> **TASK REQUIREMENTS**
Copy everything in the data below exactly except the pictures.

> **EXCERPTED RECORDS**
____

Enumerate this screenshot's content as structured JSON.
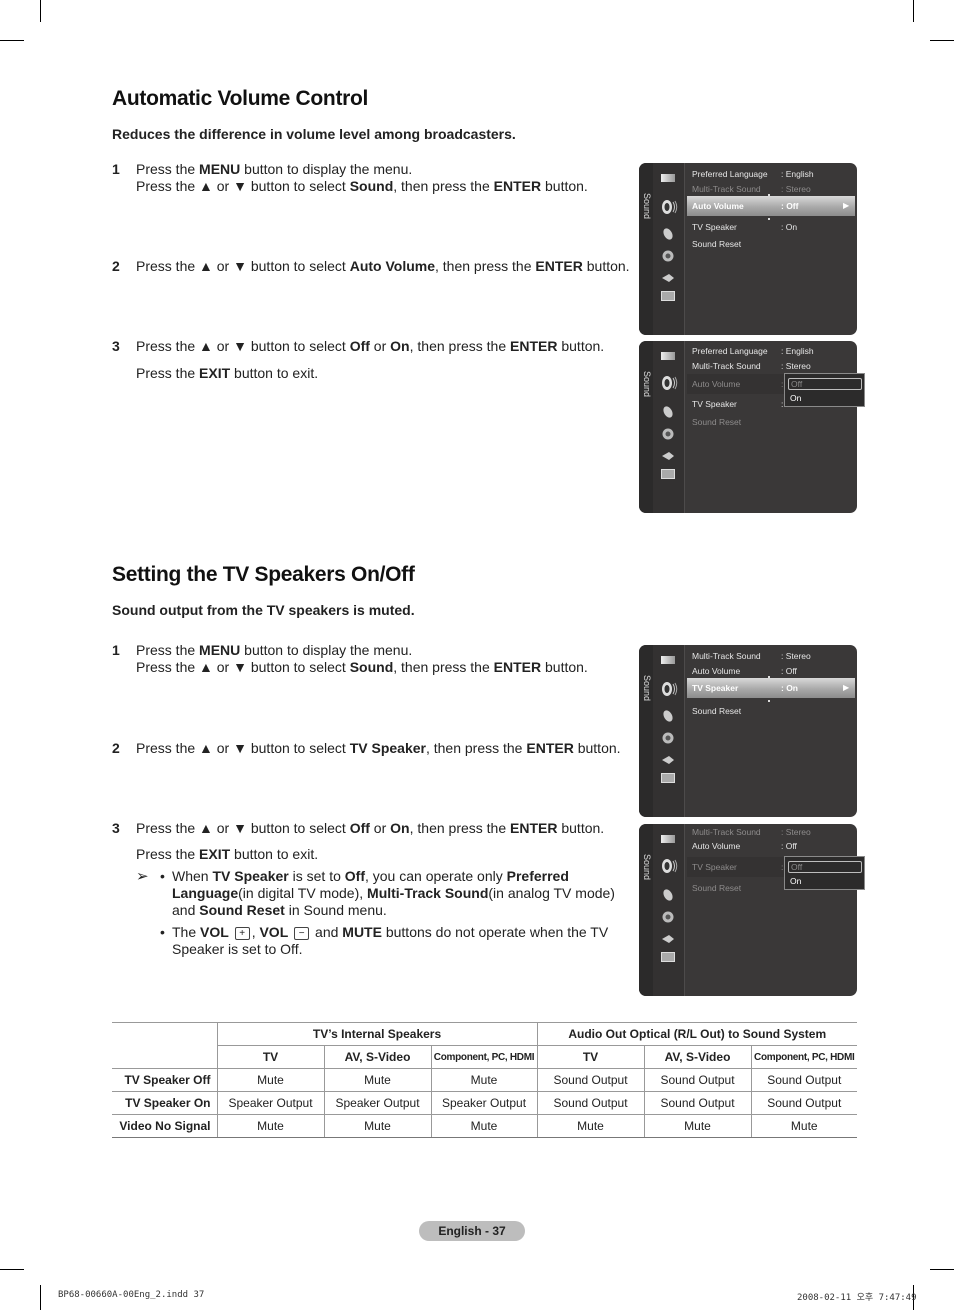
{
  "sections": {
    "auto_volume": {
      "title": "Automatic Volume Control",
      "subtitle": "Reduces the difference in volume level among broadcasters.",
      "steps": [
        {
          "num": "1",
          "line1_a": "Press the ",
          "line1_b": "MENU",
          "line1_c": " button to display the menu.",
          "line2_a": "Press the ▲ or ▼ button to select ",
          "line2_b": "Sound",
          "line2_c": ", then press the ",
          "line2_d": "ENTER",
          "line2_e": " button."
        },
        {
          "num": "2",
          "a": "Press the ▲ or ▼ button to select ",
          "b": "Auto Volume",
          "c": ", then press the ",
          "d": "ENTER",
          "e": " button."
        },
        {
          "num": "3",
          "a": "Press the ▲ or ▼ button to select ",
          "b": "Off",
          "c": " or ",
          "d": "On",
          "e": ", then press the ",
          "f": "ENTER",
          "g": " button.",
          "exit_a": "Press the ",
          "exit_b": "EXIT",
          "exit_c": " button to exit."
        }
      ]
    },
    "tv_speakers": {
      "title": "Setting the TV Speakers On/Off",
      "subtitle": "Sound output from the TV speakers is muted.",
      "steps": [
        {
          "num": "1",
          "line1_a": "Press the ",
          "line1_b": "MENU",
          "line1_c": " button to display the menu.",
          "line2_a": "Press the ▲ or ▼ button to select ",
          "line2_b": "Sound",
          "line2_c": ", then press the ",
          "line2_d": "ENTER",
          "line2_e": " button."
        },
        {
          "num": "2",
          "a": "Press the ▲ or ▼ button to select ",
          "b": "TV Speaker",
          "c": ", then press the ",
          "d": "ENTER",
          "e": " button."
        },
        {
          "num": "3",
          "a": "Press the ▲ or ▼ button to select ",
          "b": "Off",
          "c": " or ",
          "d": "On",
          "e": ", then press the ",
          "f": "ENTER",
          "g": " button.",
          "exit_a": "Press the ",
          "exit_b": "EXIT",
          "exit_c": " button to exit."
        }
      ],
      "note": {
        "arrow": "➢",
        "bullet": "•",
        "b1_a": "When ",
        "b1_b": "TV Speaker",
        "b1_c": " is set to ",
        "b1_d": "Off",
        "b1_e": ", you can operate only ",
        "b1_f": "Preferred Language",
        "b1_g": "(in digital TV mode), ",
        "b1_h": "Multi-Track Sound",
        "b1_i": "(in analog TV mode) and ",
        "b1_j": "Sound Reset",
        "b1_k": " in Sound menu.",
        "b2_a": "The ",
        "b2_b": "VOL",
        "b2_plus": "+",
        "b2_c": ", ",
        "b2_d": "VOL",
        "b2_minus": "−",
        "b2_e": " and ",
        "b2_f": "MUTE",
        "b2_g": " buttons do not operate when the TV Speaker is set to Off."
      }
    }
  },
  "osd": {
    "rail_label": "Sound",
    "screen1": {
      "items": [
        {
          "label": "Preferred Language",
          "value": ": English"
        },
        {
          "label": "Multi-Track Sound",
          "value": ": Stereo"
        },
        {
          "label": "Auto Volume",
          "value": ": Off"
        },
        {
          "label": "TV Speaker",
          "value": ": On"
        },
        {
          "label": "Sound Reset",
          "value": ""
        }
      ],
      "arrow": "▶"
    },
    "screen2": {
      "items": [
        {
          "label": "Preferred Language",
          "value": ": English"
        },
        {
          "label": "Multi-Track Sound",
          "value": ": Stereo"
        },
        {
          "label": "Auto Volume",
          "value": ":"
        },
        {
          "label": "TV  Speaker",
          "value": ":"
        },
        {
          "label": "Sound Reset",
          "value": ""
        }
      ],
      "options": [
        "Off",
        "On"
      ]
    },
    "screen3": {
      "items": [
        {
          "label": "Multi-Track Sound",
          "value": ": Stereo"
        },
        {
          "label": "Auto Volume",
          "value": ": Off"
        },
        {
          "label": "TV Speaker",
          "value": ": On"
        },
        {
          "label": "Sound Reset",
          "value": ""
        }
      ],
      "arrow": "▶"
    },
    "screen4": {
      "items": [
        {
          "label": "Multi-Track Sound",
          "value": ": Stereo"
        },
        {
          "label": "Auto Volume",
          "value": ": Off"
        },
        {
          "label": "TV Speaker",
          "value": ":"
        },
        {
          "label": "Sound Reset",
          "value": ""
        }
      ],
      "options": [
        "Off",
        "On"
      ]
    }
  },
  "table": {
    "group_headers": [
      "TV’s Internal Speakers",
      "Audio Out Optical (R/L Out) to Sound System"
    ],
    "sub_headers": [
      "TV",
      "AV, S-Video",
      "Component, PC, HDMI",
      "TV",
      "AV, S-Video",
      "Component, PC, HDMI"
    ],
    "rows": [
      {
        "label": "TV Speaker Off",
        "cells": [
          "Mute",
          "Mute",
          "Mute",
          "Sound Output",
          "Sound Output",
          "Sound Output"
        ]
      },
      {
        "label": "TV Speaker On",
        "cells": [
          "Speaker Output",
          "Speaker Output",
          "Speaker Output",
          "Sound Output",
          "Sound Output",
          "Sound Output"
        ]
      },
      {
        "label": "Video No Signal",
        "cells": [
          "Mute",
          "Mute",
          "Mute",
          "Mute",
          "Mute",
          "Mute"
        ]
      }
    ]
  },
  "page_label": "English - 37",
  "footer": {
    "file": "BP68-00660A-00Eng_2.indd   37",
    "timestamp": "2008-02-11   오후 7:47:49"
  }
}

____

> **FINAL RESULT**
Enumerate this screenshot's content as structured JSON.
{
  "sections": {
    "auto_volume": {
      "title": "Automatic Volume Control",
      "subtitle": "Reduces the difference in volume level among broadcasters.",
      "steps": [
        {
          "num": "1",
          "line1_a": "Press the ",
          "line1_b": "MENU",
          "line1_c": " button to display the menu.",
          "line2_a": "Press the ▲ or ▼ button to select ",
          "line2_b": "Sound",
          "line2_c": ", then press the ",
          "line2_d": "ENTER",
          "line2_e": " button."
        },
        {
          "num": "2",
          "a": "Press the ▲ or ▼ button to select ",
          "b": "Auto Volume",
          "c": ", then press the ",
          "d": "ENTER",
          "e": " button."
        },
        {
          "num": "3",
          "a": "Press the ▲ or ▼ button to select ",
          "b": "Off",
          "c": " or ",
          "d": "On",
          "e": ", then press the ",
          "f": "ENTER",
          "g": " button.",
          "exit_a": "Press the ",
          "exit_b": "EXIT",
          "exit_c": " button to exit."
        }
      ]
    },
    "tv_speakers": {
      "title": "Setting the TV Speakers On/Off",
      "subtitle": "Sound output from the TV speakers is muted.",
      "steps": [
        {
          "num": "1",
          "line1_a": "Press the ",
          "line1_b": "MENU",
          "line1_c": " button to display the menu.",
          "line2_a": "Press the ▲ or ▼ button to select ",
          "line2_b": "Sound",
          "line2_c": ", then press the ",
          "line2_d": "ENTER",
          "line2_e": " button."
        },
        {
          "num": "2",
          "a": "Press the ▲ or ▼ button to select ",
          "b": "TV Speaker",
          "c": ", then press the ",
          "d": "ENTER",
          "e": " button."
        },
        {
          "num": "3",
          "a": "Press the ▲ or ▼ button to select ",
          "b": "Off",
          "c": " or ",
          "d": "On",
          "e": ", then press the ",
          "f": "ENTER",
          "g": " button.",
          "exit_a": "Press the ",
          "exit_b": "EXIT",
          "exit_c": " button to exit."
        }
      ],
      "note": {
        "arrow": "➢",
        "bullet": "•",
        "b1_a": "When ",
        "b1_b": "TV Speaker",
        "b1_c": " is set to ",
        "b1_d": "Off",
        "b1_e": ", you can operate only ",
        "b1_f": "Preferred Language",
        "b1_g": "(in digital TV mode), ",
        "b1_h": "Multi-Track Sound",
        "b1_i": "(in analog TV mode) and ",
        "b1_j": "Sound Reset",
        "b1_k": " in Sound menu.",
        "b2_a": "The ",
        "b2_b": "VOL",
        "b2_plus": "+",
        "b2_c": ", ",
        "b2_d": "VOL",
        "b2_minus": "−",
        "b2_e": " and ",
        "b2_f": "MUTE",
        "b2_g": " buttons do not operate when the TV Speaker is set to Off."
      }
    }
  },
  "osd": {
    "rail_label": "Sound",
    "screen1": {
      "items": [
        {
          "label": "Preferred Language",
          "value": ": English"
        },
        {
          "label": "Multi-Track Sound",
          "value": ": Stereo"
        },
        {
          "label": "Auto Volume",
          "value": ": Off"
        },
        {
          "label": "TV Speaker",
          "value": ": On"
        },
        {
          "label": "Sound Reset",
          "value": ""
        }
      ],
      "arrow": "▶"
    },
    "screen2": {
      "items": [
        {
          "label": "Preferred Language",
          "value": ": English"
        },
        {
          "label": "Multi-Track Sound",
          "value": ": Stereo"
        },
        {
          "label": "Auto Volume",
          "value": ":"
        },
        {
          "label": "TV  Speaker",
          "value": ":"
        },
        {
          "label": "Sound Reset",
          "value": ""
        }
      ],
      "options": [
        "Off",
        "On"
      ]
    },
    "screen3": {
      "items": [
        {
          "label": "Multi-Track Sound",
          "value": ": Stereo"
        },
        {
          "label": "Auto Volume",
          "value": ": Off"
        },
        {
          "label": "TV Speaker",
          "value": ": On"
        },
        {
          "label": "Sound Reset",
          "value": ""
        }
      ],
      "arrow": "▶"
    },
    "screen4": {
      "items": [
        {
          "label": "Multi-Track Sound",
          "value": ": Stereo"
        },
        {
          "label": "Auto Volume",
          "value": ": Off"
        },
        {
          "label": "TV Speaker",
          "value": ":"
        },
        {
          "label": "Sound Reset",
          "value": ""
        }
      ],
      "options": [
        "Off",
        "On"
      ]
    }
  },
  "table": {
    "group_headers": [
      "TV’s Internal Speakers",
      "Audio Out Optical (R/L Out) to Sound System"
    ],
    "sub_headers": [
      "TV",
      "AV, S-Video",
      "Component, PC, HDMI",
      "TV",
      "AV, S-Video",
      "Component, PC, HDMI"
    ],
    "rows": [
      {
        "label": "TV Speaker Off",
        "cells": [
          "Mute",
          "Mute",
          "Mute",
          "Sound Output",
          "Sound Output",
          "Sound Output"
        ]
      },
      {
        "label": "TV Speaker On",
        "cells": [
          "Speaker Output",
          "Speaker Output",
          "Speaker Output",
          "Sound Output",
          "Sound Output",
          "Sound Output"
        ]
      },
      {
        "label": "Video No Signal",
        "cells": [
          "Mute",
          "Mute",
          "Mute",
          "Mute",
          "Mute",
          "Mute"
        ]
      }
    ]
  },
  "page_label": "English - 37",
  "footer": {
    "file": "BP68-00660A-00Eng_2.indd   37",
    "timestamp": "2008-02-11   오후 7:47:49"
  }
}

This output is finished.